-- Begin DATA FOR THE TASK --

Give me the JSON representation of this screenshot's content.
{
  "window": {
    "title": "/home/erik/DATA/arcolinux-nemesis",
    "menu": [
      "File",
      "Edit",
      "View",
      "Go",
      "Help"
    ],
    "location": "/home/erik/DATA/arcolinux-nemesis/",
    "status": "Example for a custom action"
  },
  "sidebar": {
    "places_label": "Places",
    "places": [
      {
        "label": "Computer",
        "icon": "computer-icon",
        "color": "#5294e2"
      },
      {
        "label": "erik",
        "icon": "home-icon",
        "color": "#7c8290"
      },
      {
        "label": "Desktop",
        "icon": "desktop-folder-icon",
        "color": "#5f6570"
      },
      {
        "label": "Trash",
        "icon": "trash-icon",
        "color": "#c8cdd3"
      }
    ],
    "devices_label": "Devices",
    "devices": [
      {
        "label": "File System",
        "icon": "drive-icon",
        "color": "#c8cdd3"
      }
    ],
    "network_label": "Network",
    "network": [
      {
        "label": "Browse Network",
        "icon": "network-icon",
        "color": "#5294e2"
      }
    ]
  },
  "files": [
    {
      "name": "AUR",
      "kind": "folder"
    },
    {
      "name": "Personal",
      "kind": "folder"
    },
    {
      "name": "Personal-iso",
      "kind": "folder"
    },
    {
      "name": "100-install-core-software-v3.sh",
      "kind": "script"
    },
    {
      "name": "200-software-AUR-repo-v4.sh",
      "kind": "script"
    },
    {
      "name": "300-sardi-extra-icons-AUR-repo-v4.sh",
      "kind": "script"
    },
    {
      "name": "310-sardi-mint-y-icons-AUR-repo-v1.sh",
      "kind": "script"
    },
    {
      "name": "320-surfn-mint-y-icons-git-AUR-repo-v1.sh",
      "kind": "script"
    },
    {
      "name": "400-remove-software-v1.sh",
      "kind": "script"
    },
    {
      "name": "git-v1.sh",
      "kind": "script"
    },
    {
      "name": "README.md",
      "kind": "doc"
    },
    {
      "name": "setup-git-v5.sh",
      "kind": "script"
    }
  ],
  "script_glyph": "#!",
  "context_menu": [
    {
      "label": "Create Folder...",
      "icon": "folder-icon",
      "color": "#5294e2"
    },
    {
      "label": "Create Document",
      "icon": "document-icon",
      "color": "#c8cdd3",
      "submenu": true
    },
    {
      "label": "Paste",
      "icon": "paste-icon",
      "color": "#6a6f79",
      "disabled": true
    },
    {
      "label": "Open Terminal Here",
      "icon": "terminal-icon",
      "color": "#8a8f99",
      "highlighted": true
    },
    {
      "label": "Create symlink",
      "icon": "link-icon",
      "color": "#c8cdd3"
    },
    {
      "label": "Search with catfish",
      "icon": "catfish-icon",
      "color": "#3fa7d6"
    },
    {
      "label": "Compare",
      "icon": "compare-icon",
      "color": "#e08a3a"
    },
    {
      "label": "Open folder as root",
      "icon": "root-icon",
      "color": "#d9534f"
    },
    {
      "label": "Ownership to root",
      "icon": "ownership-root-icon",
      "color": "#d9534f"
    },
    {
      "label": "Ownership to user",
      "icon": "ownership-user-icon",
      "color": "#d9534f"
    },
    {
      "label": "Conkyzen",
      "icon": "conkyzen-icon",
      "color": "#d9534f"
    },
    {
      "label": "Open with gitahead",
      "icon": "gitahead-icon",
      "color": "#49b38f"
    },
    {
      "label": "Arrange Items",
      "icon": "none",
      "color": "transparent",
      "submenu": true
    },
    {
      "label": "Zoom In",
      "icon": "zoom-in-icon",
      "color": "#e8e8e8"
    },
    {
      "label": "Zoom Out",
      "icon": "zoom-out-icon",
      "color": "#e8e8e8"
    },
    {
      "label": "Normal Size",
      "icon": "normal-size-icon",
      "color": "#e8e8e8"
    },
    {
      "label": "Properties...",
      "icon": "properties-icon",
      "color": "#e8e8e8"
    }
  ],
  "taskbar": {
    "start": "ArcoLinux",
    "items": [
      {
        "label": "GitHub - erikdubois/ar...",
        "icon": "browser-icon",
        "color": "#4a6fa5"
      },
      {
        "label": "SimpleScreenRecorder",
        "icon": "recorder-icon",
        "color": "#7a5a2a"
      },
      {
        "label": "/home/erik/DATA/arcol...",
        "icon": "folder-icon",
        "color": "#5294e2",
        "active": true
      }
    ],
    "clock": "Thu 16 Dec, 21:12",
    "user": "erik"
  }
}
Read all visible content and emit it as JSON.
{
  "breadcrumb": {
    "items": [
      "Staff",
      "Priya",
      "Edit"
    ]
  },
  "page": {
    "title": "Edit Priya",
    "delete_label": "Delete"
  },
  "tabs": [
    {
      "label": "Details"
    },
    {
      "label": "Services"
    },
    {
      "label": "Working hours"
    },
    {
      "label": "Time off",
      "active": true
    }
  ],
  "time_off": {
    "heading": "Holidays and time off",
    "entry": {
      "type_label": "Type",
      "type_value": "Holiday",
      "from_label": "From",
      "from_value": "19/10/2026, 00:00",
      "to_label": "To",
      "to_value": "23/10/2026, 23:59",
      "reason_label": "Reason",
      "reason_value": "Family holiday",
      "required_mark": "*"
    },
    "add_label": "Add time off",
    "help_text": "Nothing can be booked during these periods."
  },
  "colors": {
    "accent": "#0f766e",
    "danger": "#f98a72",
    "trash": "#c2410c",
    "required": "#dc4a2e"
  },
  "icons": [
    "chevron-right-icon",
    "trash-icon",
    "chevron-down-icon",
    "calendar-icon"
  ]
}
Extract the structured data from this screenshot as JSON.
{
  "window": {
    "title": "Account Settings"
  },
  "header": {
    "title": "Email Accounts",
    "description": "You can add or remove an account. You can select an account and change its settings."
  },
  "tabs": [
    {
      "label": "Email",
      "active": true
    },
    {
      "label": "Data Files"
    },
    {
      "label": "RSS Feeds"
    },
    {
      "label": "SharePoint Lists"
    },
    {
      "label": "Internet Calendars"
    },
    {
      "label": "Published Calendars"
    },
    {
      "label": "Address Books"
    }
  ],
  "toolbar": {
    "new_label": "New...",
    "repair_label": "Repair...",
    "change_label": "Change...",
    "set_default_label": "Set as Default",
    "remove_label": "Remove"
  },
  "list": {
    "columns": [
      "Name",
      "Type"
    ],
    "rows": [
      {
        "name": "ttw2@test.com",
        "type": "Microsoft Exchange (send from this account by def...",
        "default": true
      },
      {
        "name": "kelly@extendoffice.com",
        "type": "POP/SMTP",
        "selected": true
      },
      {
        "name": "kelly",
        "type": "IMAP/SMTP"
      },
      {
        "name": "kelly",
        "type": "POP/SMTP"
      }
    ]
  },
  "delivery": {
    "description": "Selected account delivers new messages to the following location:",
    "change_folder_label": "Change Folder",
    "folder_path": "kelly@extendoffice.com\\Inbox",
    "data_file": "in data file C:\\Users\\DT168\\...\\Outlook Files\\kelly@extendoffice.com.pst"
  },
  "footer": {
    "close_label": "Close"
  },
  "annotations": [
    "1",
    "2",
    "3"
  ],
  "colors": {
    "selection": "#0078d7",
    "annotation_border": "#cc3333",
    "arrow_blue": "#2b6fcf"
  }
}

-- End DATA FOR THE TASK --

- GOAL OF THE EXERCISE -
Repeat every record exactly as written, please.

- EXERCISE SOLUTION -
Give me the JSON representation of this screenshot's content.
{
  "window": {
    "title": "/home/erik/DATA/arcolinux-nemesis",
    "menu": [
      "File",
      "Edit",
      "View",
      "Go",
      "Help"
    ],
    "location": "/home/erik/DATA/arcolinux-nemesis/",
    "status": "Example for a custom action"
  },
  "sidebar": {
    "places_label": "Places",
    "places": [
      {
        "label": "Computer",
        "icon": "computer-icon",
        "color": "#5294e2"
      },
      {
        "label": "erik",
        "icon": "home-icon",
        "color": "#7c8290"
      },
      {
        "label": "Desktop",
        "icon": "desktop-folder-icon",
        "color": "#5f6570"
      },
      {
        "label": "Trash",
        "icon": "trash-icon",
        "color": "#c8cdd3"
      }
    ],
    "devices_label": "Devices",
    "devices": [
      {
        "label": "File System",
        "icon": "drive-icon",
        "color": "#c8cdd3"
      }
    ],
    "network_label": "Network",
    "network": [
      {
        "label": "Browse Network",
        "icon": "network-icon",
        "color": "#5294e2"
      }
    ]
  },
  "files": [
    {
      "name": "AUR",
      "kind": "folder"
    },
    {
      "name": "Personal",
      "kind": "folder"
    },
    {
      "name": "Personal-iso",
      "kind": "folder"
    },
    {
      "name": "100-install-core-software-v3.sh",
      "kind": "script"
    },
    {
      "name": "200-software-AUR-repo-v4.sh",
      "kind": "script"
    },
    {
      "name": "300-sardi-extra-icons-AUR-repo-v4.sh",
      "kind": "script"
    },
    {
      "name": "310-sardi-mint-y-icons-AUR-repo-v1.sh",
      "kind": "script"
    },
    {
      "name": "320-surfn-mint-y-icons-git-AUR-repo-v1.sh",
      "kind": "script"
    },
    {
      "name": "400-remove-software-v1.sh",
      "kind": "script"
    },
    {
      "name": "git-v1.sh",
      "kind": "script"
    },
    {
      "name": "README.md",
      "kind": "doc"
    },
    {
      "name": "setup-git-v5.sh",
      "kind": "script"
    }
  ],
  "script_glyph": "#!",
  "context_menu": [
    {
      "label": "Create Folder...",
      "icon": "folder-icon",
      "color": "#5294e2"
    },
    {
      "label": "Create Document",
      "icon": "document-icon",
      "color": "#c8cdd3",
      "submenu": true
    },
    {
      "label": "Paste",
      "icon": "paste-icon",
      "color": "#6a6f79",
      "disabled": true
    },
    {
      "label": "Open Terminal Here",
      "icon": "terminal-icon",
      "color": "#8a8f99",
      "highlighted": true
    },
    {
      "label": "Create symlink",
      "icon": "link-icon",
      "color": "#c8cdd3"
    },
    {
      "label": "Search with catfish",
      "icon": "catfish-icon",
      "color": "#3fa7d6"
    },
    {
      "label": "Compare",
      "icon": "compare-icon",
      "color": "#e08a3a"
    },
    {
      "label": "Open folder as root",
      "icon": "root-icon",
      "color": "#d9534f"
    },
    {
      "label": "Ownership to root",
      "icon": "ownership-root-icon",
      "color": "#d9534f"
    },
    {
      "label": "Ownership to user",
      "icon": "ownership-user-icon",
      "color": "#d9534f"
    },
    {
      "label": "Conkyzen",
      "icon": "conkyzen-icon",
      "color": "#d9534f"
    },
    {
      "label": "Open with gitahead",
      "icon": "gitahead-icon",
      "color": "#49b38f"
    },
    {
      "label": "Arrange Items",
      "icon": "none",
      "color": "transparent",
      "submenu": true
    },
    {
      "label": "Zoom In",
      "icon": "zoom-in-icon",
      "color": "#e8e8e8"
    },
    {
      "label": "Zoom Out",
      "icon": "zoom-out-icon",
      "color": "#e8e8e8"
    },
    {
      "label": "Normal Size",
      "icon": "normal-size-icon",
      "color": "#e8e8e8"
    },
    {
      "label": "Properties...",
      "icon": "properties-icon",
      "color": "#e8e8e8"
    }
  ],
  "taskbar": {
    "start": "ArcoLinux",
    "items": [
      {
        "label": "GitHub - erikdubois/ar...",
        "icon": "browser-icon",
        "color": "#4a6fa5"
      },
      {
        "label": "SimpleScreenRecorder",
        "icon": "recorder-icon",
        "color": "#7a5a2a"
      },
      {
        "label": "/home/erik/DATA/arcol...",
        "icon": "folder-icon",
        "color": "#5294e2",
        "active": true
      }
    ],
    "clock": "Thu 16 Dec, 21:12",
    "user": "erik"
  }
}
Read all visible content and emit it as JSON.
{
  "breadcrumb": {
    "items": [
      "Staff",
      "Priya",
      "Edit"
    ]
  },
  "page": {
    "title": "Edit Priya",
    "delete_label": "Delete"
  },
  "tabs": [
    {
      "label": "Details"
    },
    {
      "label": "Services"
    },
    {
      "label": "Working hours"
    },
    {
      "label": "Time off",
      "active": true
    }
  ],
  "time_off": {
    "heading": "Holidays and time off",
    "entry": {
      "type_label": "Type",
      "type_value": "Holiday",
      "from_label": "From",
      "from_value": "19/10/2026, 00:00",
      "to_label": "To",
      "to_value": "23/10/2026, 23:59",
      "reason_label": "Reason",
      "reason_value": "Family holiday",
      "required_mark": "*"
    },
    "add_label": "Add time off",
    "help_text": "Nothing can be booked during these periods."
  },
  "colors": {
    "accent": "#0f766e",
    "danger": "#f98a72",
    "trash": "#c2410c",
    "required": "#dc4a2e"
  },
  "icons": [
    "chevron-right-icon",
    "trash-icon",
    "chevron-down-icon",
    "calendar-icon"
  ]
}
Extract the structured data from this screenshot as JSON.
{
  "window": {
    "title": "Account Settings"
  },
  "header": {
    "title": "Email Accounts",
    "description": "You can add or remove an account. You can select an account and change its settings."
  },
  "tabs": [
    {
      "label": "Email",
      "active": true
    },
    {
      "label": "Data Files"
    },
    {
      "label": "RSS Feeds"
    },
    {
      "label": "SharePoint Lists"
    },
    {
      "label": "Internet Calendars"
    },
    {
      "label": "Published Calendars"
    },
    {
      "label": "Address Books"
    }
  ],
  "toolbar": {
    "new_label": "New...",
    "repair_label": "Repair...",
    "change_label": "Change...",
    "set_default_label": "Set as Default",
    "remove_label": "Remove"
  },
  "list": {
    "columns": [
      "Name",
      "Type"
    ],
    "rows": [
      {
        "name": "ttw2@test.com",
        "type": "Microsoft Exchange (send from this account by def...",
        "default": true
      },
      {
        "name": "kelly@extendoffice.com",
        "type": "POP/SMTP",
        "selected": true
      },
      {
        "name": "kelly",
        "type": "IMAP/SMTP"
      },
      {
        "name": "kelly",
        "type": "POP/SMTP"
      }
    ]
  },
  "delivery": {
    "description": "Selected account delivers new messages to the following location:",
    "change_folder_label": "Change Folder",
    "folder_path": "kelly@extendoffice.com\\Inbox",
    "data_file": "in data file C:\\Users\\DT168\\...\\Outlook Files\\kelly@extendoffice.com.pst"
  },
  "footer": {
    "close_label": "Close"
  },
  "annotations": [
    "1",
    "2",
    "3"
  ],
  "colors": {
    "selection": "#0078d7",
    "annotation_border": "#cc3333",
    "arrow_blue": "#2b6fcf"
  }
}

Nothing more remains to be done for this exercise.